SET TASK: Reply with nothing except the number of lines that contain the word "Sales".

MATERIAL:
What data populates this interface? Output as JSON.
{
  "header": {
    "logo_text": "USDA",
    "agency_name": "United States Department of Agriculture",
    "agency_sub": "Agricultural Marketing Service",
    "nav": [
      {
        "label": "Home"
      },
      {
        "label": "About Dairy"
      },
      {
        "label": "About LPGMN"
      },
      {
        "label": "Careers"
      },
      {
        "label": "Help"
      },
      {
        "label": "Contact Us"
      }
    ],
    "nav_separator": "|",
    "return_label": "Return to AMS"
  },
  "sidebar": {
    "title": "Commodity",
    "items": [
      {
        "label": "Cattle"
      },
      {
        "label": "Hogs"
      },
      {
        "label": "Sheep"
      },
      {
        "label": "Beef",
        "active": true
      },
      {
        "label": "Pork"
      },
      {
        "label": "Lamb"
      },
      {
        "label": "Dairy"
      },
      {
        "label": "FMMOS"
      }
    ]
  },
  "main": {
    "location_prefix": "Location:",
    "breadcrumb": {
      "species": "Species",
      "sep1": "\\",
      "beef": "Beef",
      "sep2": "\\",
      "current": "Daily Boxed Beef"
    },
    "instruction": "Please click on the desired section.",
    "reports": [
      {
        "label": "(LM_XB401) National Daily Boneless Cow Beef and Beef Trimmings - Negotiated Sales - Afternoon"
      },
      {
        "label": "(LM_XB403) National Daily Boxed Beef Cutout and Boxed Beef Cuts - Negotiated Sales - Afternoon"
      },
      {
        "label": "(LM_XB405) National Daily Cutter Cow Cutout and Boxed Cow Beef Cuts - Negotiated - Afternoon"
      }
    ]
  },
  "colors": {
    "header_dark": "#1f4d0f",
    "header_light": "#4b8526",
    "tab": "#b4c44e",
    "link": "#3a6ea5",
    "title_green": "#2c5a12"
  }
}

WRITTEN SOLUTION: 2